[DATA SUPPLIED Boundary: Start]

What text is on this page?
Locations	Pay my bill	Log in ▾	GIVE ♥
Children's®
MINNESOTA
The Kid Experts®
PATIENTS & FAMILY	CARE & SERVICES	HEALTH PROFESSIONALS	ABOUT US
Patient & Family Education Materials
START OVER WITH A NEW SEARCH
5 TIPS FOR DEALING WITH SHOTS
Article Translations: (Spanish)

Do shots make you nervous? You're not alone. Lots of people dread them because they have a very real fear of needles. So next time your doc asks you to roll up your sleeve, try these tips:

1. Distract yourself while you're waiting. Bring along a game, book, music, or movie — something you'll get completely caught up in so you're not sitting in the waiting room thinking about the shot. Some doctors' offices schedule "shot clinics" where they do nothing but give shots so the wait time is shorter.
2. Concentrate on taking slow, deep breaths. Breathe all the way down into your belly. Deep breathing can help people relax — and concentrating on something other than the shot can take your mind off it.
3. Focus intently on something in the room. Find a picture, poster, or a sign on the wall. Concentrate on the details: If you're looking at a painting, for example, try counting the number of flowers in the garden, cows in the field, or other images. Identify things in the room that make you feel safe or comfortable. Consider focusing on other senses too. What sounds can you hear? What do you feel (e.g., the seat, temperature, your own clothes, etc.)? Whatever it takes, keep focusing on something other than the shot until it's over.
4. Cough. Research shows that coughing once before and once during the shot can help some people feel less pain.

[DATA SUPPLIED Boundary: End]

◆ TASK DESCRIPTION: Give the number of lines in the entries that hold the word "people", and nothing else.

◆ RESPONSE TO THIS TASK: 3